*Testo della pagina*:
Non c’è rabbia né disincanto, nell’arte di Punzo, nonostante la scure ministeriale si sia abbattuta anche sulla Compagnia della Fortezza, nonostante il Teatro della Toscana — lungimirante coproduttore di questa Cenerentola — sia stato declassato dallo status di “teatro nazionale” a quello di “teatro della città” (ex teatri di rilevante interesse culturale): piuttosto un costante, caparbio desiderio di restituire, weberianamente, l’incanto e l’incantesimo al mondo, cominciando proprio da una prigione di stato. Si rimboccano le maniche, Armando e i suoi attori e tutta la comunità della Fortezza, e ci invitano a fare altrettanto, a individuare nuovi modi di vedere e costruire il mondo — ways of worldmaking, li definirebbe Goodman, invitandoci a costruire imprevedibili sistemi simbolici per inediti universi forti di una consapevolezza dell’umanità, e di un affidamento nell’umanità, che proprio qui appare inconfutabile. Qui la ribelle Cenerentola non sta al suo posto, qui escogita teoremi e dipinge quadri per “attirare le comete”. Qui, nella luce dell’arte, in quello che riconosce come “il suo solo paese”, Cenerentola può dire: “è questa la felicità di cui parlo”.

*Insieme di dati*:

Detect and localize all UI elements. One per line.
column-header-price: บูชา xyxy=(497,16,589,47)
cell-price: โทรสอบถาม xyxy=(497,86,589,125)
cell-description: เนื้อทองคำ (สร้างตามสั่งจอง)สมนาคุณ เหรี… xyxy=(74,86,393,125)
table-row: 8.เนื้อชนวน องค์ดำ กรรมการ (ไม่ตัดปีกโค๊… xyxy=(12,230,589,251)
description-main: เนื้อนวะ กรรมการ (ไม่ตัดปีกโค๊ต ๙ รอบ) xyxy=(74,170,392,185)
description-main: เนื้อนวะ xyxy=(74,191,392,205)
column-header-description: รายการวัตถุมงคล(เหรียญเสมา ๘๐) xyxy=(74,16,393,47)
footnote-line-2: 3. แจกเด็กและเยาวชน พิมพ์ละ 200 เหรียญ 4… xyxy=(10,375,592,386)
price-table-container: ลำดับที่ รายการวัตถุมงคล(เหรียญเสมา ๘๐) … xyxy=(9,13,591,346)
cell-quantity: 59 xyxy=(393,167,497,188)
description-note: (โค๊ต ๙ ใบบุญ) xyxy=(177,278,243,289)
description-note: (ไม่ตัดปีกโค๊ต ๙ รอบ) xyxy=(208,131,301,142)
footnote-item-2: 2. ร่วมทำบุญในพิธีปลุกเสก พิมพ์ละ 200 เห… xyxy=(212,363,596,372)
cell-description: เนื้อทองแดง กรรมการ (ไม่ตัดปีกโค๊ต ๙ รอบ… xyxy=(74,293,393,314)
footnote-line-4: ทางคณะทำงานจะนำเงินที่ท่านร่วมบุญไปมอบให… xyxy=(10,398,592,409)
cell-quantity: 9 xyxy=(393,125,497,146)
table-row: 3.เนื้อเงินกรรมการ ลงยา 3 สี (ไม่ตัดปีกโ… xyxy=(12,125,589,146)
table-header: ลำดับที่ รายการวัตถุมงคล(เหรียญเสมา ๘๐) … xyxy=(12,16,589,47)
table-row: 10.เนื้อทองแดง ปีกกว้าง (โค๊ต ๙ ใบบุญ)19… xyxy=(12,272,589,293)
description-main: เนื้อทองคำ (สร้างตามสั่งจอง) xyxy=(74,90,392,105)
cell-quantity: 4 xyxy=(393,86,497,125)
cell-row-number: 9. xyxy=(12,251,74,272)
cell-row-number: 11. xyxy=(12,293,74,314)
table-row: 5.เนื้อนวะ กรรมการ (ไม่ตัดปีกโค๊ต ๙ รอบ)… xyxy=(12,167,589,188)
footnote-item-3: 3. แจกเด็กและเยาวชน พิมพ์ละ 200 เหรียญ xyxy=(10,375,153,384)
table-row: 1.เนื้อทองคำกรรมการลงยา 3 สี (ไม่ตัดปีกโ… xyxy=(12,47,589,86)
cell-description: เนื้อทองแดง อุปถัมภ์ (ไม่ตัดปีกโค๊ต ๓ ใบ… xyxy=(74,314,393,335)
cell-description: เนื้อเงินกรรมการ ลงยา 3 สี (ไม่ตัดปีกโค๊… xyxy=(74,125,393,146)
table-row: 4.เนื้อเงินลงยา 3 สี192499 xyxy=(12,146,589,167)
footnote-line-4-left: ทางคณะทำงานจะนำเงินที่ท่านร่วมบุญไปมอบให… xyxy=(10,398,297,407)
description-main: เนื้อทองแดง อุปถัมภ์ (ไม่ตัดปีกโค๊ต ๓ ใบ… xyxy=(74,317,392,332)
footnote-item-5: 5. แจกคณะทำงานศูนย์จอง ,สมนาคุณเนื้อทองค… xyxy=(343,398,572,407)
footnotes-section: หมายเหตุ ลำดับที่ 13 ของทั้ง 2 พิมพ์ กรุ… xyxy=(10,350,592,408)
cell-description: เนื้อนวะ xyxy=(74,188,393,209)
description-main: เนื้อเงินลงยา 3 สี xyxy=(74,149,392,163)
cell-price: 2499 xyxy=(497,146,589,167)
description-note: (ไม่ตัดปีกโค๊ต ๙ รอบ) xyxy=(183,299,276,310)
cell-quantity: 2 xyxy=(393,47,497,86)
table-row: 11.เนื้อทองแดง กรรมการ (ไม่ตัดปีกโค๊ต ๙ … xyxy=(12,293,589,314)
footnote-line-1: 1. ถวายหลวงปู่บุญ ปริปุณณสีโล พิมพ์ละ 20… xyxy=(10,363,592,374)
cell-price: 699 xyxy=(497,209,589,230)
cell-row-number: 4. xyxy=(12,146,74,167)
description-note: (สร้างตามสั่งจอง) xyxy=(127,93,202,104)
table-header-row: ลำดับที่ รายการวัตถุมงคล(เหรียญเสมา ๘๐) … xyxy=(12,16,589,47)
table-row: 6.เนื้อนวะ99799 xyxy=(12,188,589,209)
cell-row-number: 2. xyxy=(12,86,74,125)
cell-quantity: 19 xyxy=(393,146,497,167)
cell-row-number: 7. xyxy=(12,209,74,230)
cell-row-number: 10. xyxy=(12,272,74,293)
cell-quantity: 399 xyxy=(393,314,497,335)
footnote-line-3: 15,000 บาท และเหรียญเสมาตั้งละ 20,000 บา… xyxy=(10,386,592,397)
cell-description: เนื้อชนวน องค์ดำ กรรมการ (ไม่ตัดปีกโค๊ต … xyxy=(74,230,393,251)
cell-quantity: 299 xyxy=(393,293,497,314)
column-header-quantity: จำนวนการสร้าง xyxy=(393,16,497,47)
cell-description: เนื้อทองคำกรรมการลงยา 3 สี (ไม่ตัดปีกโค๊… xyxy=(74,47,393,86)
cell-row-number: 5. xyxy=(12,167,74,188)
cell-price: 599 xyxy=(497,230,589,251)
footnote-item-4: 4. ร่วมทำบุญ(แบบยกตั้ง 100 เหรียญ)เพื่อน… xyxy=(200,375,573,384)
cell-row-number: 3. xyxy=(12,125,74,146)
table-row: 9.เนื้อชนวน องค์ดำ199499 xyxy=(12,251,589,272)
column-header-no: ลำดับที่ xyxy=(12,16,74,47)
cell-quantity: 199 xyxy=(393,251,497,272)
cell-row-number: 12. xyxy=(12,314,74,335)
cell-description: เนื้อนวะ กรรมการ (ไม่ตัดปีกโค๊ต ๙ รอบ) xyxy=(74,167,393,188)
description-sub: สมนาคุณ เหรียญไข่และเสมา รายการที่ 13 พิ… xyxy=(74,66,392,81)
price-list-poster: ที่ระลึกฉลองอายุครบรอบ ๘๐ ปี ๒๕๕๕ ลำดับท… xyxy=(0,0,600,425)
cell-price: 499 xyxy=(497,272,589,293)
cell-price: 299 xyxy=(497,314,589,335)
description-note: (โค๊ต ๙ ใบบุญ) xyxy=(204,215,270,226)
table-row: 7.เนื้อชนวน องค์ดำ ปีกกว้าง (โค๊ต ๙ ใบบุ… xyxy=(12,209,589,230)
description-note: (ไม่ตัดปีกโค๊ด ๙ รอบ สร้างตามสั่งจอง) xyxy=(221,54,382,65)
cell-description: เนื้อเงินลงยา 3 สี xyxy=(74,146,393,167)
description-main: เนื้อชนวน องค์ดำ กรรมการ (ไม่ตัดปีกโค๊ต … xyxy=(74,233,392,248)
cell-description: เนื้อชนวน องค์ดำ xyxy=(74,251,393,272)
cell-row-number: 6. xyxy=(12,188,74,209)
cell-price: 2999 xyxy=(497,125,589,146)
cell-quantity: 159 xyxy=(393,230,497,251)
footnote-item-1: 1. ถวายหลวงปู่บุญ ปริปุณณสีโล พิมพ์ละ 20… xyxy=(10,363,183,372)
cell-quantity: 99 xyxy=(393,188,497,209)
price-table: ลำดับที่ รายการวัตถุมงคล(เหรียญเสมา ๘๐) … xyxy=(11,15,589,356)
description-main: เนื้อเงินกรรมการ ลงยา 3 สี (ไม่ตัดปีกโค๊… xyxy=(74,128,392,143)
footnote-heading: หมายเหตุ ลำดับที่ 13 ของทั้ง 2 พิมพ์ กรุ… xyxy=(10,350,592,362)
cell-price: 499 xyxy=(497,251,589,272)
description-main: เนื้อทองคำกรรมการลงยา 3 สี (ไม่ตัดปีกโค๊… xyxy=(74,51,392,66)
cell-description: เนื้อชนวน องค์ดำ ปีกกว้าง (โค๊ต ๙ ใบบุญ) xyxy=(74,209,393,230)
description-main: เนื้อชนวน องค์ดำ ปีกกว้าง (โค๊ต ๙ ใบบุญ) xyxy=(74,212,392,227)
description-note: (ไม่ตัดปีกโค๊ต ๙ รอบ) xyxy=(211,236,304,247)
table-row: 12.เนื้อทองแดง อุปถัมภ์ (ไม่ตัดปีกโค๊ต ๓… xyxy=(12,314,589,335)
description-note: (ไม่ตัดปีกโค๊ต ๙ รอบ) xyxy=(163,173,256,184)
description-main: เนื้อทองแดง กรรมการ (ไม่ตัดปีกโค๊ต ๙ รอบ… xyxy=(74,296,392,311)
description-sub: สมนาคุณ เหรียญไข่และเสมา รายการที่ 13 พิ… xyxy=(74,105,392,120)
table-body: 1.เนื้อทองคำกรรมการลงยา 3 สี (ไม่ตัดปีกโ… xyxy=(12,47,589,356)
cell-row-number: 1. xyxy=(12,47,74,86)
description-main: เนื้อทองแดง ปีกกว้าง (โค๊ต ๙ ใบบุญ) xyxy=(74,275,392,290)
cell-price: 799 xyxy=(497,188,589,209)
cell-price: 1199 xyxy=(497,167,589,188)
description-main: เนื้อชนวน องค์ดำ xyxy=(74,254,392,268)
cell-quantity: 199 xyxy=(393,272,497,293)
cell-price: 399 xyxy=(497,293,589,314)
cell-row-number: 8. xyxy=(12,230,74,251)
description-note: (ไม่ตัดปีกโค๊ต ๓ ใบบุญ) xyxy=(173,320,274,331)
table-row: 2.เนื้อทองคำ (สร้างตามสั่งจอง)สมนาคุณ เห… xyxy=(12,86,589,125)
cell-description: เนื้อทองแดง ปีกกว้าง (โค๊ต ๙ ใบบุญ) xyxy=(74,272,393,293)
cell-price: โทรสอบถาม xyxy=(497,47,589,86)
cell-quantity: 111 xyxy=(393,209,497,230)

---

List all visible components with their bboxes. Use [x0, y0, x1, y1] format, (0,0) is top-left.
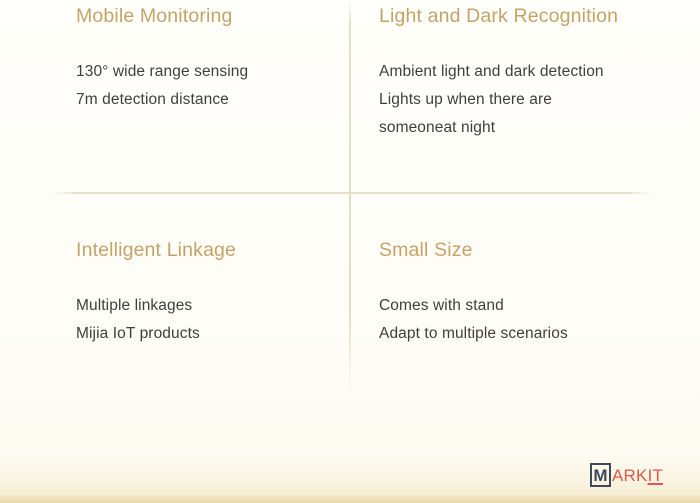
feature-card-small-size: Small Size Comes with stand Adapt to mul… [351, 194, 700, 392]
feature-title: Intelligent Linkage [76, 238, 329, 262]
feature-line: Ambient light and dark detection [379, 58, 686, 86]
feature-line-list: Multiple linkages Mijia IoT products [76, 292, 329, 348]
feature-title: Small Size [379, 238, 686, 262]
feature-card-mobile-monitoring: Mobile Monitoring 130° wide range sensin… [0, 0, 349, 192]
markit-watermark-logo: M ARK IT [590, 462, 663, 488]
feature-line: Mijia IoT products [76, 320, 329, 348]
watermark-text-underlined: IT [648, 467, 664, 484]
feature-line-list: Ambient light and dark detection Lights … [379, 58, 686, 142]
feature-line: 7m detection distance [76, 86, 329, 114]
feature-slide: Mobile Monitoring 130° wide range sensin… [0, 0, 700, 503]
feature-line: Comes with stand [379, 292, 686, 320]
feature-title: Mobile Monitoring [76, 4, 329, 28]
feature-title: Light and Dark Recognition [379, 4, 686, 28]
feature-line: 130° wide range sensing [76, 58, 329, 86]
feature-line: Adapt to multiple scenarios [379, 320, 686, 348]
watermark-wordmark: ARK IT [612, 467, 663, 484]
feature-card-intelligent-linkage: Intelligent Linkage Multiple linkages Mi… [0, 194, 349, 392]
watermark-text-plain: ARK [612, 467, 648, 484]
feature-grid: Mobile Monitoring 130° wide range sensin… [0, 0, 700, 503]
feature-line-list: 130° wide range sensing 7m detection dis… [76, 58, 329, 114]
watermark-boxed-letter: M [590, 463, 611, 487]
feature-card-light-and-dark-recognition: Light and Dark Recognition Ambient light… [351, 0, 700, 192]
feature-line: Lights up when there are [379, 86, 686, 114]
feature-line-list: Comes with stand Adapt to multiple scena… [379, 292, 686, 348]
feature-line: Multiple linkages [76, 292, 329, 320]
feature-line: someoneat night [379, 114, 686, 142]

---

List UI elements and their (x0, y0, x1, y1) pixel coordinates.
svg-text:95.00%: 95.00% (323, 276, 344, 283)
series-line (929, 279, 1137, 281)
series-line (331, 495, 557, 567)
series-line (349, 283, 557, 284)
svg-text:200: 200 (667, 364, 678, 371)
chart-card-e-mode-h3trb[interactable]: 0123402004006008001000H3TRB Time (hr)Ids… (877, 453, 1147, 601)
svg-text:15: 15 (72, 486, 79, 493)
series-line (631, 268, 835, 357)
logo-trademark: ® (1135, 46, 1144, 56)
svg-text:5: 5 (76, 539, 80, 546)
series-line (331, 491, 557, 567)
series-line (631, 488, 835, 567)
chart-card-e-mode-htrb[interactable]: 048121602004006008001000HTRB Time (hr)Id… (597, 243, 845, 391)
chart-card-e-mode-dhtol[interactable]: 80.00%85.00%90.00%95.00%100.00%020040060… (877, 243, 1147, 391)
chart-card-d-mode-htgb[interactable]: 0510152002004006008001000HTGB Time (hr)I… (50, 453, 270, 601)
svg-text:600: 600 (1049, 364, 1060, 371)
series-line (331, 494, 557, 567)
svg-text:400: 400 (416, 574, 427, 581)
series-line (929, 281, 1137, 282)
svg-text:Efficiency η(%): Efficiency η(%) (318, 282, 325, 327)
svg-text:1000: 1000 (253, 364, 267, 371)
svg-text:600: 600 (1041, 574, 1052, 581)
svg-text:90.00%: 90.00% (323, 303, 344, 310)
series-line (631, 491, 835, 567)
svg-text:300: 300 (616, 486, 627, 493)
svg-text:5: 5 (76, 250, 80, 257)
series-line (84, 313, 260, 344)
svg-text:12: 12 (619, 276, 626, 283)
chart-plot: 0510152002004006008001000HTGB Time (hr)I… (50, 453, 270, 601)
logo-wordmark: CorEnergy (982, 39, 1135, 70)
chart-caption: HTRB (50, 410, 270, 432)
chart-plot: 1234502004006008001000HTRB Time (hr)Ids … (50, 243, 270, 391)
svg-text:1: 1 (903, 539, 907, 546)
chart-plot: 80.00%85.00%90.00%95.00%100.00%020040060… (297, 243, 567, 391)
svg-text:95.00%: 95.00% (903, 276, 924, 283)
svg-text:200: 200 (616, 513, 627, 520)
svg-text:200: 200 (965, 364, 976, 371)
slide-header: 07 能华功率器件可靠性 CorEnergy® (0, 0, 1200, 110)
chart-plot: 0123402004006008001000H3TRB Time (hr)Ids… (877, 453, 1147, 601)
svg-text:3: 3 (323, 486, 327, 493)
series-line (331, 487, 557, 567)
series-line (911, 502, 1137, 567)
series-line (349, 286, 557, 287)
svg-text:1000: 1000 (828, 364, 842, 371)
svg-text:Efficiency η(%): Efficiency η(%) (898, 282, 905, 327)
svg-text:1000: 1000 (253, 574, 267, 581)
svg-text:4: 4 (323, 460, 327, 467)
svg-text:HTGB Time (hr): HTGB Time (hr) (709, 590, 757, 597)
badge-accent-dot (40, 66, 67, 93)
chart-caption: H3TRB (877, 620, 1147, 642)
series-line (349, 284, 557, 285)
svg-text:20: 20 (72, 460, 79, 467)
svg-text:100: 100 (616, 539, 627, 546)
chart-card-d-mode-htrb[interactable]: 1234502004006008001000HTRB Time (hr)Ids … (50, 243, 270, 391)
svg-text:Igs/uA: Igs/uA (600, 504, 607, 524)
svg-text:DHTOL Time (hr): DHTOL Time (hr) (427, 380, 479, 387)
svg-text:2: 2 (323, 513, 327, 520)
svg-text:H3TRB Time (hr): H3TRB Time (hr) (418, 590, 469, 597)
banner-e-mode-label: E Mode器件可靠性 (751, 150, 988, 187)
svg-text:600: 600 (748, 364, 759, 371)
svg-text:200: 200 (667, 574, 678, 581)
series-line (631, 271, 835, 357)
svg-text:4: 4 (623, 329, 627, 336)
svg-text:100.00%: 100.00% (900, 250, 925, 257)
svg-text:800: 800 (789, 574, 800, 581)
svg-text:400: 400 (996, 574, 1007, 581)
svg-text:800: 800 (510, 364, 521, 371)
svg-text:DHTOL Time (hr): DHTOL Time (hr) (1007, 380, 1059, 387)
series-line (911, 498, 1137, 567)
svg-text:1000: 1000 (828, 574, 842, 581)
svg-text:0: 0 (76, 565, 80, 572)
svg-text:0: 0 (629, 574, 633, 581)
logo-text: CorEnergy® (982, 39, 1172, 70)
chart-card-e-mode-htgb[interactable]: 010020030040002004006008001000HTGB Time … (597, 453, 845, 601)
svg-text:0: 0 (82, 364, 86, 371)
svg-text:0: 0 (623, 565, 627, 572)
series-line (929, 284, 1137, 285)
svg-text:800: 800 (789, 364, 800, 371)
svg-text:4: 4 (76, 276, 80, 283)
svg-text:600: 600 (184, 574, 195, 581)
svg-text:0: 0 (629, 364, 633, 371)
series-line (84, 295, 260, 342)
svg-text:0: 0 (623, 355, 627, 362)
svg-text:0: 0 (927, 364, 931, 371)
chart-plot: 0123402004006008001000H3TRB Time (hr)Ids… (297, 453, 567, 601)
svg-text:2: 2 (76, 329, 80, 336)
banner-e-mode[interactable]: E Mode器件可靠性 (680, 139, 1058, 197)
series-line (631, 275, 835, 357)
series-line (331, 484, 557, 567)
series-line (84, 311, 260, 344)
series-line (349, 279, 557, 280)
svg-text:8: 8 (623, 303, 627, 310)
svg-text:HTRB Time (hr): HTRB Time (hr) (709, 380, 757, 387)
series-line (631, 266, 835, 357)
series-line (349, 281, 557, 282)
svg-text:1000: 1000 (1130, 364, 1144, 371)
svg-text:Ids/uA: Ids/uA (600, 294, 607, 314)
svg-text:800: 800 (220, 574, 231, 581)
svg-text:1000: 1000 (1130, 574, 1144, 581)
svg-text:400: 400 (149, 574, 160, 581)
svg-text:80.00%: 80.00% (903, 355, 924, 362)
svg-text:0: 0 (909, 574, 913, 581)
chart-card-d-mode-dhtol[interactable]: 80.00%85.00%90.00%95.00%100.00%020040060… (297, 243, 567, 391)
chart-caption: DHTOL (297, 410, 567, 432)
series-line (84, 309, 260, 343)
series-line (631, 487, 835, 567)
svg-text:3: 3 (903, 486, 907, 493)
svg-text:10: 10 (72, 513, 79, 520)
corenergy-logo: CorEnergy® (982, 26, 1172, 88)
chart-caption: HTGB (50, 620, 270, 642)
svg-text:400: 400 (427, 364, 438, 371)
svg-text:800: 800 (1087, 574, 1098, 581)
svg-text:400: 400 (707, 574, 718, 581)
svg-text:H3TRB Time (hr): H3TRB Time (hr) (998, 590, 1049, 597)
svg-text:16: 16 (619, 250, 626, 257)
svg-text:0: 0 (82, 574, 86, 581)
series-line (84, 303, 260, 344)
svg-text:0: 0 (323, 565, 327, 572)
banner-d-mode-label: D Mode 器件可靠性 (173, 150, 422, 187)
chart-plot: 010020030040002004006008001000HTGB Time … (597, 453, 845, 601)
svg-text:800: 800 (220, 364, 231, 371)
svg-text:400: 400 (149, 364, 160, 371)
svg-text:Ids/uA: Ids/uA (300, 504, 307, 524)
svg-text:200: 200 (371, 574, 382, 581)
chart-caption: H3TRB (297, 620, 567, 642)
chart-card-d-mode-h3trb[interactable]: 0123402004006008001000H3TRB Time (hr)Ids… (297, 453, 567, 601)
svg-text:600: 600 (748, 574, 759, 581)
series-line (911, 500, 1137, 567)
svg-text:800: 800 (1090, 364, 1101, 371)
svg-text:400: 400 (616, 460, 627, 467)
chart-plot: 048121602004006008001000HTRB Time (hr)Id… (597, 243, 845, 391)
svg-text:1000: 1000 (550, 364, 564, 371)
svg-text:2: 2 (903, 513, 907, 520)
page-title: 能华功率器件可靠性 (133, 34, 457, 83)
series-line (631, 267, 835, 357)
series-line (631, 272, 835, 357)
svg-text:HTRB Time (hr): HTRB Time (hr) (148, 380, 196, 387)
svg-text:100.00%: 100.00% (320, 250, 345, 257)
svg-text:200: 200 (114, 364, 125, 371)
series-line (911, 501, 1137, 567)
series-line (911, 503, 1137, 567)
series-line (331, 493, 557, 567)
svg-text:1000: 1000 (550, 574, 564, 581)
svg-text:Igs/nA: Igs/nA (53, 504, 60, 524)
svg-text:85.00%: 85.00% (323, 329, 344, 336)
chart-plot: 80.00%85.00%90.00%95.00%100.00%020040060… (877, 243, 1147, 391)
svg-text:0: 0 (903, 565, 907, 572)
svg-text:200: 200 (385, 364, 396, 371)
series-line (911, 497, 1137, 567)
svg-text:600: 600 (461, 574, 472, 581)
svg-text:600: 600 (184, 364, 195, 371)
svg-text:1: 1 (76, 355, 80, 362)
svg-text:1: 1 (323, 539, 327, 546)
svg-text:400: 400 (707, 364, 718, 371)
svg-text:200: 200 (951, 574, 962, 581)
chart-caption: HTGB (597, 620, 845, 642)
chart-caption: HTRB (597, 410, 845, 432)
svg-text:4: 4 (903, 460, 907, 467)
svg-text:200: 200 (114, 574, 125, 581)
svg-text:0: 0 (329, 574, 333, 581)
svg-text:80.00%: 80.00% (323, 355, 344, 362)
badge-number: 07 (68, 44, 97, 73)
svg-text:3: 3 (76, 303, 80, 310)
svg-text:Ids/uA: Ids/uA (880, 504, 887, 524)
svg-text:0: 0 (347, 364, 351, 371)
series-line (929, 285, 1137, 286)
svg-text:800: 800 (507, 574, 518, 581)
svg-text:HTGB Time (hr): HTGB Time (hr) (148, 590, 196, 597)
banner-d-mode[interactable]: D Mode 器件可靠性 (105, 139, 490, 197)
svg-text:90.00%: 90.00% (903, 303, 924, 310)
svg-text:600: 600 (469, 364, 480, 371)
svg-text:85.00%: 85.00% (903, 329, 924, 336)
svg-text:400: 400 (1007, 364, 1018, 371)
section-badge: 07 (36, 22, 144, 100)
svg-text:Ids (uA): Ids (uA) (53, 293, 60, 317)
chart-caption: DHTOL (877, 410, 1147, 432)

*Compito da svolgere*:
Trascrivi per intero, senza cambiare nulla, il testo sulla Cenerentola della Compagnia della Fortezza. I dati non servono per questo compito.

*Risposta completa*:
Non c’è rabbia né disincanto, nell’arte di Punzo, nonostante la scure ministeriale si sia abbattuta anche sulla Compagnia della Fortezza, nonostante il Teatro della Toscana — lungimirante coproduttore di questa Cenerentola — sia stato declassato dallo status di “teatro nazionale” a quello di “teatro della città” (ex teatri di rilevante interesse culturale): piuttosto un costante, caparbio desiderio di restituire, weberianamente, l’incanto e l’incantesimo al mondo, cominciando proprio da una prigione di stato. Si rimboccano le maniche, Armando e i suoi attori e tutta la comunità della Fortezza, e ci invitano a fare altrettanto, a individuare nuovi modi di vedere e costruire il mondo — ways of worldmaking, li definirebbe Goodman, invitandoci a costruire imprevedibili sistemi simbolici per inediti universi forti di una consapevolezza dell’umanità, e di un affidamento nell’umanità, che proprio qui appare inconfutabile. Qui la ribelle Cenerentola non sta al suo posto, qui escogita teoremi e dipinge quadri per “attirare le comete”. Qui, nella luce dell’arte, in quello che riconosce come “il suo solo paese”, Cenerentola può dire: “è questa la felicità di cui parlo”.